■ WORK TO BE COMPLETED: Note how many lines contain "Decode" and give that number, with nothing else.

==== TASK INPUT ====

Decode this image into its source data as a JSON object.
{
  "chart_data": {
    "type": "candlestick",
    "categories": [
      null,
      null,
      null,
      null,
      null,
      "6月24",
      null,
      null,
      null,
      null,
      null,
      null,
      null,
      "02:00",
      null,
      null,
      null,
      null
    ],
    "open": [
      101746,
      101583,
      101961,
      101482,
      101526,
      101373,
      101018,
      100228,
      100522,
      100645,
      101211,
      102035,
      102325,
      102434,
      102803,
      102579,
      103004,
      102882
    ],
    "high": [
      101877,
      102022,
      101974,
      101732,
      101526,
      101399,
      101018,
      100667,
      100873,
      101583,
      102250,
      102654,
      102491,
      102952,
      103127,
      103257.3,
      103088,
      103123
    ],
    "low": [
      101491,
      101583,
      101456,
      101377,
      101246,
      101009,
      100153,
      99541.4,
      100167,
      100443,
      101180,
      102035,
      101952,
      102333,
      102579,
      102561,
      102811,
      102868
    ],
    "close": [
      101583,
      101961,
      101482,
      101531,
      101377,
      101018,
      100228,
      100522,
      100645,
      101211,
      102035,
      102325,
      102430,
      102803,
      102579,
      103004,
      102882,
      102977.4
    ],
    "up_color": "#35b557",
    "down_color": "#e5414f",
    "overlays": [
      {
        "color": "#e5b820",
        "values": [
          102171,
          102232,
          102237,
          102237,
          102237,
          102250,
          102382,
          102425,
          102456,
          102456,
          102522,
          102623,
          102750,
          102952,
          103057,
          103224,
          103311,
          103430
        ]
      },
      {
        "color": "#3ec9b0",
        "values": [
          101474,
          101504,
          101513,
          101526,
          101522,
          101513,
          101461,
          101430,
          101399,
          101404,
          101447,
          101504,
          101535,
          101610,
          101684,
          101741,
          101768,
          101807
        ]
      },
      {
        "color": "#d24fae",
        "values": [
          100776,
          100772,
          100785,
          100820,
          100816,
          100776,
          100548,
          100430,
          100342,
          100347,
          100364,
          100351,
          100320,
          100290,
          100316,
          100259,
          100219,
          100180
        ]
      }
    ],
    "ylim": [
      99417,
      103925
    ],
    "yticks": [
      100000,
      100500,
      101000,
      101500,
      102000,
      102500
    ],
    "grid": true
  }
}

====
==== TASK INPUT ====

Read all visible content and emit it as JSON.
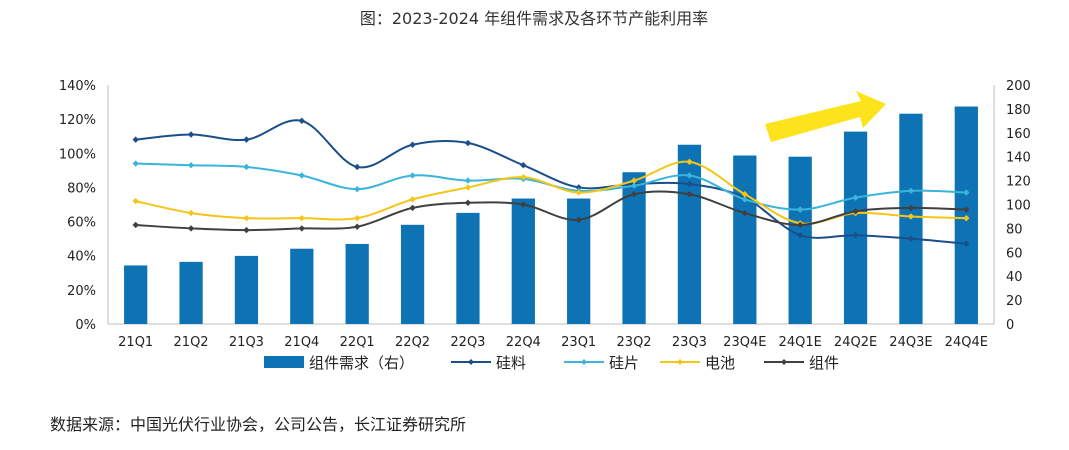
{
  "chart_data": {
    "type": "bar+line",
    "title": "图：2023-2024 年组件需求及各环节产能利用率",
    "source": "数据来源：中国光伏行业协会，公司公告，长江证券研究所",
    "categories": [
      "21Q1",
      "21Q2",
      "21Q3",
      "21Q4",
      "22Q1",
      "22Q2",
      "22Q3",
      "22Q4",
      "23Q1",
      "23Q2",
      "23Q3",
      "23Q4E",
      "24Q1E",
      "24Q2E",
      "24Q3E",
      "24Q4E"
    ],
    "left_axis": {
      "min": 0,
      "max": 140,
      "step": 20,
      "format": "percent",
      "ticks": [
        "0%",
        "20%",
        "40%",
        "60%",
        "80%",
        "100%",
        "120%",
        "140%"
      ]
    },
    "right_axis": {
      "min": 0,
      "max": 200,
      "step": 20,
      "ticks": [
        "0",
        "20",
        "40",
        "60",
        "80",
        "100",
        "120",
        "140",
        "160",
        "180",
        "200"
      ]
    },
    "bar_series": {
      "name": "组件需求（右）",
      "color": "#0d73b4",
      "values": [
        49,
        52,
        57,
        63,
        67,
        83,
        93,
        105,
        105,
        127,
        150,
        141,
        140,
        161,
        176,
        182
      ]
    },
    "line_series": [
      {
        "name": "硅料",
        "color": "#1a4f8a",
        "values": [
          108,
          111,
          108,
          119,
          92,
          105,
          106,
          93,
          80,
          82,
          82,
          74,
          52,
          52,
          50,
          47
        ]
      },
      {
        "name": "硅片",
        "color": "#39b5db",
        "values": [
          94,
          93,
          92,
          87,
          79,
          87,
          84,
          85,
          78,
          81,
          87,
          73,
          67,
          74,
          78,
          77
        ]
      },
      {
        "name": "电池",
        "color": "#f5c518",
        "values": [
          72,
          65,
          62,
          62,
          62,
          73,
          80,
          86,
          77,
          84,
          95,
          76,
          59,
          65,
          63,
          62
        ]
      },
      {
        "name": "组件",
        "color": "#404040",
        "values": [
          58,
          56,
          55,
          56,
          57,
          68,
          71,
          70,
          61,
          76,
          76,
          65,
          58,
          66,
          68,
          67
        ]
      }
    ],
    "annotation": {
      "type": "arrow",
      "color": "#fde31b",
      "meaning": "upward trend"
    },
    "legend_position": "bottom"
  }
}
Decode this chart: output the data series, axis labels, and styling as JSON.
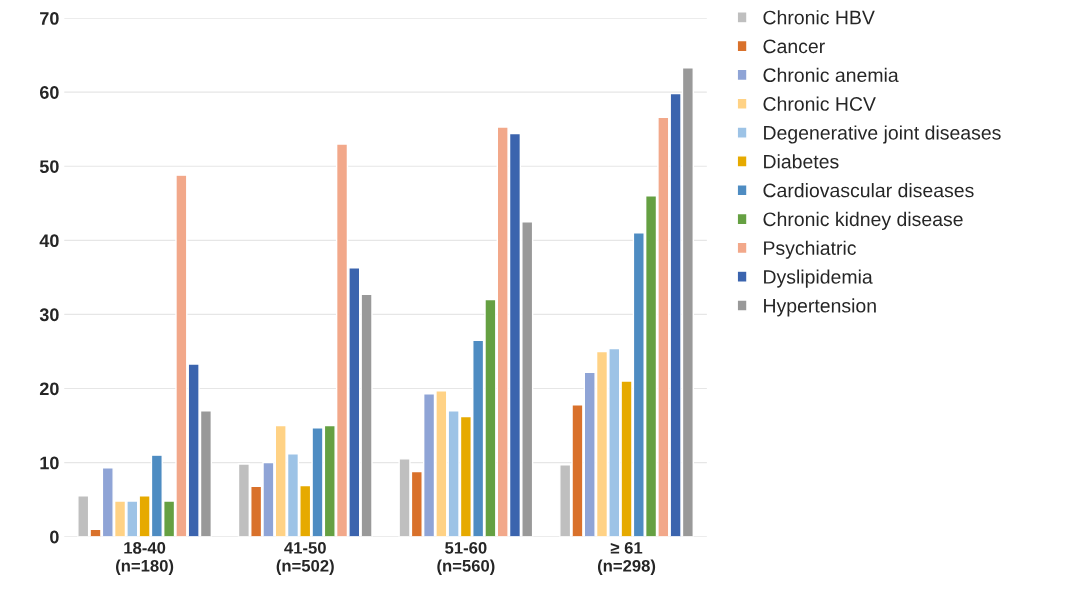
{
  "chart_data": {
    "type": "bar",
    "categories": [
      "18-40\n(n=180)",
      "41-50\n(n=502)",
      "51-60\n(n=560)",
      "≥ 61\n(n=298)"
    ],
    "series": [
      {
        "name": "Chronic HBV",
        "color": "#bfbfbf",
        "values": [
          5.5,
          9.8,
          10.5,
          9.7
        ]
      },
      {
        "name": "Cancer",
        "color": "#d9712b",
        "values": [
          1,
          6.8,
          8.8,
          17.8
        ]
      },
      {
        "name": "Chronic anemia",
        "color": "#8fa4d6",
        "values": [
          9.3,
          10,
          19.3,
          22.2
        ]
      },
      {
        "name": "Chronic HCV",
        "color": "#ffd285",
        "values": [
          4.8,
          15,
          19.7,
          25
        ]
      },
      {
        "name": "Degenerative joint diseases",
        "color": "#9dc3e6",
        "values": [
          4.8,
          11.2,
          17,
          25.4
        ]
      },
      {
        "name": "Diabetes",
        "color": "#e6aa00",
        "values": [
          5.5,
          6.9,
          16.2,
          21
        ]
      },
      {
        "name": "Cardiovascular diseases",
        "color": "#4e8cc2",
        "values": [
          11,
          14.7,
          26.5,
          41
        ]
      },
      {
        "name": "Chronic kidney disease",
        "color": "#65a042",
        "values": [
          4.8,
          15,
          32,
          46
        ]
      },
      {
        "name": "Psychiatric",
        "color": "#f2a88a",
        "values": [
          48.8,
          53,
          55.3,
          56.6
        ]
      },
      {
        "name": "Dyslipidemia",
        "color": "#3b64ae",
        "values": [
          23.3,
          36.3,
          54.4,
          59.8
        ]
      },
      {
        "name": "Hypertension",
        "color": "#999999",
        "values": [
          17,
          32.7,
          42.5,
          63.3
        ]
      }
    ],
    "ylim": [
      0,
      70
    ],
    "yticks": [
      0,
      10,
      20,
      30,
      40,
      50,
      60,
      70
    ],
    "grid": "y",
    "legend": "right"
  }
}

====

■ TASK SOLUTION: 2